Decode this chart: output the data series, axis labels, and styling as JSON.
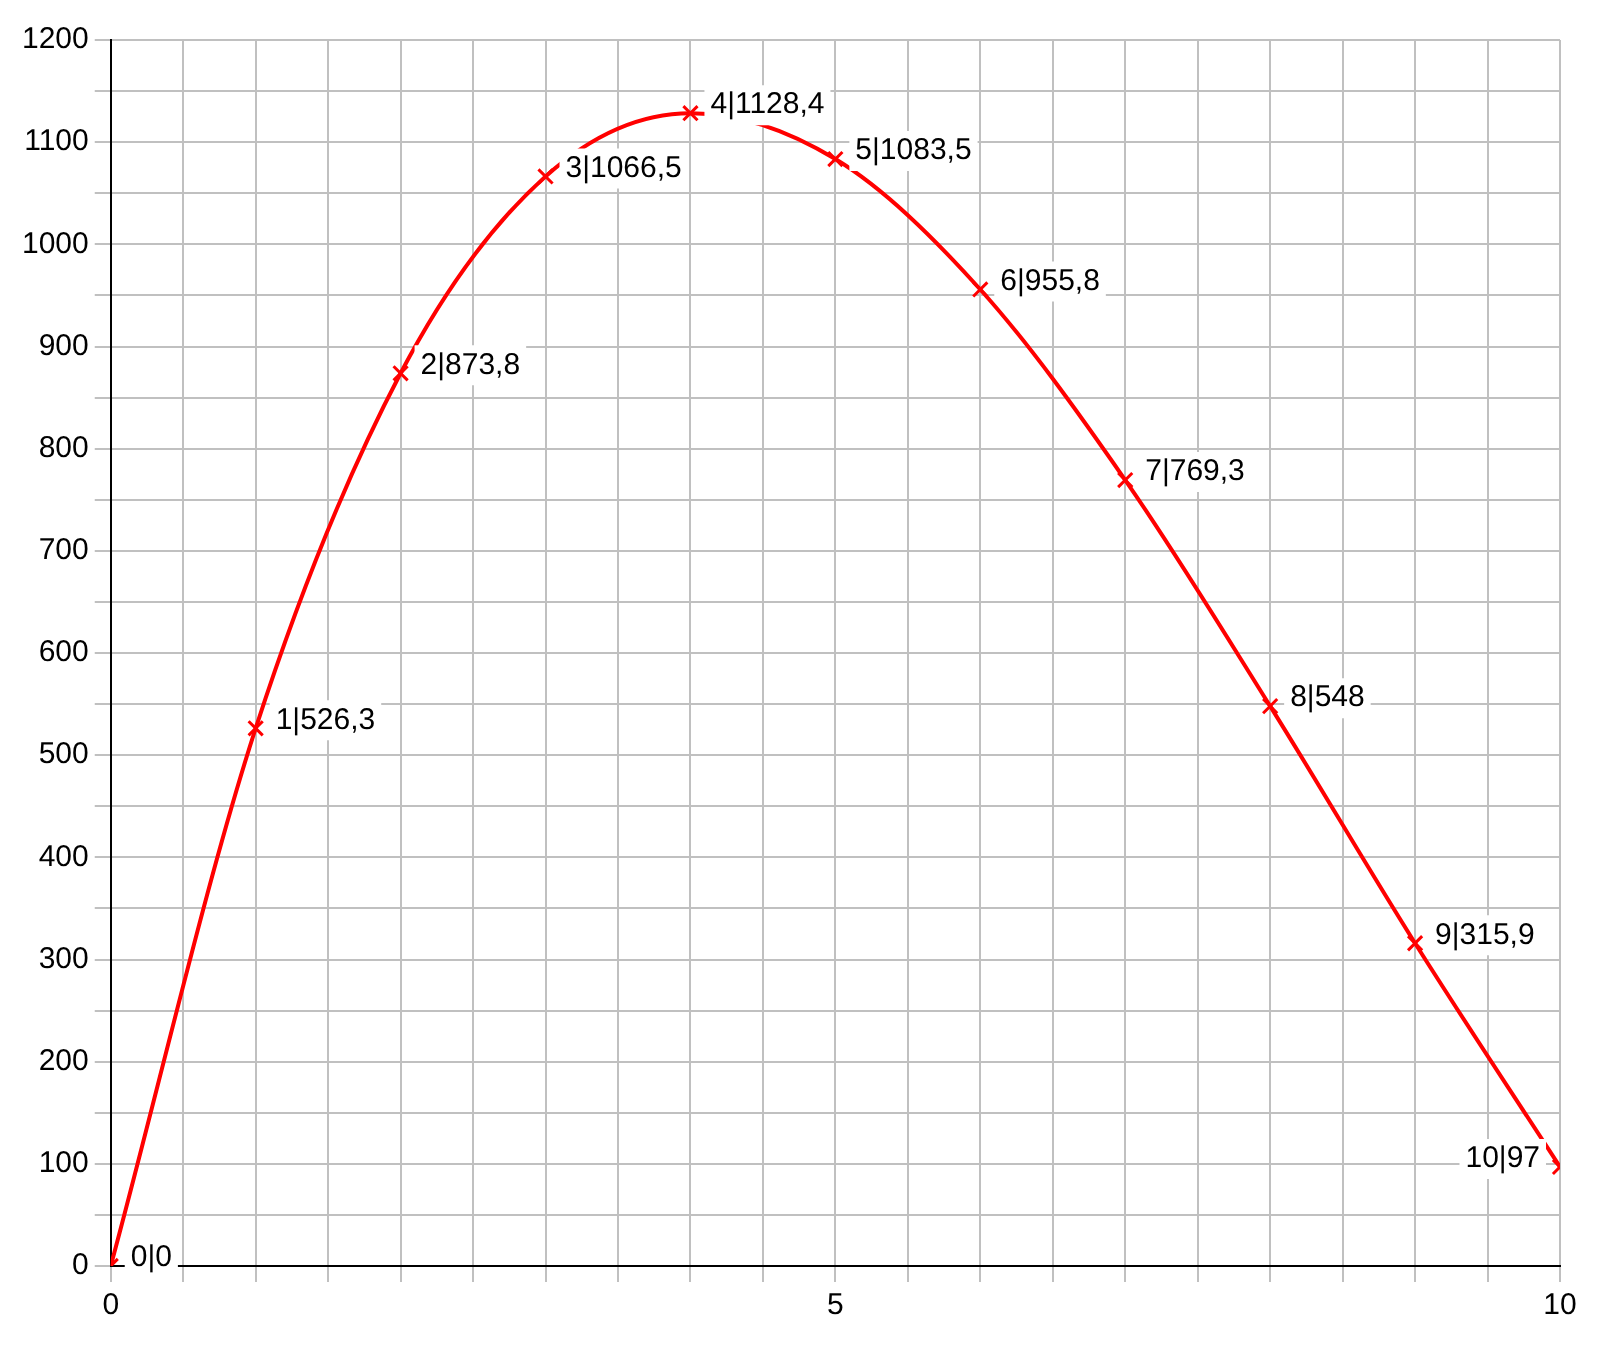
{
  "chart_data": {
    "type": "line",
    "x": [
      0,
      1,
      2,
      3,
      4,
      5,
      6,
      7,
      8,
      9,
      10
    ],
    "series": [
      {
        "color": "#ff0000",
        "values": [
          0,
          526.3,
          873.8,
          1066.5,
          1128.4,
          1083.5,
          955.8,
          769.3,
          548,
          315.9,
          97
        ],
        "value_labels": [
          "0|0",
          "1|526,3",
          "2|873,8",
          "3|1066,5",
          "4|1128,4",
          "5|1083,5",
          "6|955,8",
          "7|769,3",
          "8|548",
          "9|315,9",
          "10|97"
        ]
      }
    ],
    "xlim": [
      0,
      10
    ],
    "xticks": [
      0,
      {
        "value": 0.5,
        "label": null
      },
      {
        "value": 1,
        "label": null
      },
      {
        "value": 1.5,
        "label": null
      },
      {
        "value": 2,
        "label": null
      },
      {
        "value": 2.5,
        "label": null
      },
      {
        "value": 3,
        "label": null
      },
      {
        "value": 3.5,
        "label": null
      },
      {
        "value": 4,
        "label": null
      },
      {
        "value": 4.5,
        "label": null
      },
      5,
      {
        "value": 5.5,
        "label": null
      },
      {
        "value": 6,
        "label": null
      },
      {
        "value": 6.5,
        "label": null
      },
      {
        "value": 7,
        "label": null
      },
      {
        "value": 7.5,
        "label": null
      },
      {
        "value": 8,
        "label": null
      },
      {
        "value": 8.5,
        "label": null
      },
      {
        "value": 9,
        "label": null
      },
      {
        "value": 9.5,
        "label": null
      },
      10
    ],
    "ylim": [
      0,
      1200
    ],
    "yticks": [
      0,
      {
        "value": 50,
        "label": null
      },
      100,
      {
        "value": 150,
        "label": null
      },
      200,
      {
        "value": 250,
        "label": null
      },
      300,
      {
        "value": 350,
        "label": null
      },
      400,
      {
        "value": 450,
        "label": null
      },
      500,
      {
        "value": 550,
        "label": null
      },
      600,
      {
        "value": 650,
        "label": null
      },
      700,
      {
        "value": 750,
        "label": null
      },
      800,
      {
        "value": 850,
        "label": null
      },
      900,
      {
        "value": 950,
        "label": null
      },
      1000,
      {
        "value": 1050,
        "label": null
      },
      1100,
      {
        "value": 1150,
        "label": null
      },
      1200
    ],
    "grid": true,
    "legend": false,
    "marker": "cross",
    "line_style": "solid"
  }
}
____
• Goal: Your task is to reproduce all of the material exactly. The pictures stay out.

• Expected output:
Decode this chart: output the data series, axis labels, and styling as JSON.
{
  "chart_data": {
    "type": "line",
    "x": [
      0,
      1,
      2,
      3,
      4,
      5,
      6,
      7,
      8,
      9,
      10
    ],
    "series": [
      {
        "color": "#ff0000",
        "values": [
          0,
          526.3,
          873.8,
          1066.5,
          1128.4,
          1083.5,
          955.8,
          769.3,
          548,
          315.9,
          97
        ],
        "value_labels": [
          "0|0",
          "1|526,3",
          "2|873,8",
          "3|1066,5",
          "4|1128,4",
          "5|1083,5",
          "6|955,8",
          "7|769,3",
          "8|548",
          "9|315,9",
          "10|97"
        ]
      }
    ],
    "xlim": [
      0,
      10
    ],
    "xticks": [
      0,
      {
        "value": 0.5,
        "label": null
      },
      {
        "value": 1,
        "label": null
      },
      {
        "value": 1.5,
        "label": null
      },
      {
        "value": 2,
        "label": null
      },
      {
        "value": 2.5,
        "label": null
      },
      {
        "value": 3,
        "label": null
      },
      {
        "value": 3.5,
        "label": null
      },
      {
        "value": 4,
        "label": null
      },
      {
        "value": 4.5,
        "label": null
      },
      5,
      {
        "value": 5.5,
        "label": null
      },
      {
        "value": 6,
        "label": null
      },
      {
        "value": 6.5,
        "label": null
      },
      {
        "value": 7,
        "label": null
      },
      {
        "value": 7.5,
        "label": null
      },
      {
        "value": 8,
        "label": null
      },
      {
        "value": 8.5,
        "label": null
      },
      {
        "value": 9,
        "label": null
      },
      {
        "value": 9.5,
        "label": null
      },
      10
    ],
    "ylim": [
      0,
      1200
    ],
    "yticks": [
      0,
      {
        "value": 50,
        "label": null
      },
      100,
      {
        "value": 150,
        "label": null
      },
      200,
      {
        "value": 250,
        "label": null
      },
      300,
      {
        "value": 350,
        "label": null
      },
      400,
      {
        "value": 450,
        "label": null
      },
      500,
      {
        "value": 550,
        "label": null
      },
      600,
      {
        "value": 650,
        "label": null
      },
      700,
      {
        "value": 750,
        "label": null
      },
      800,
      {
        "value": 850,
        "label": null
      },
      900,
      {
        "value": 950,
        "label": null
      },
      1000,
      {
        "value": 1050,
        "label": null
      },
      1100,
      {
        "value": 1150,
        "label": null
      },
      1200
    ],
    "grid": true,
    "legend": false,
    "marker": "cross",
    "line_style": "solid"
  }
}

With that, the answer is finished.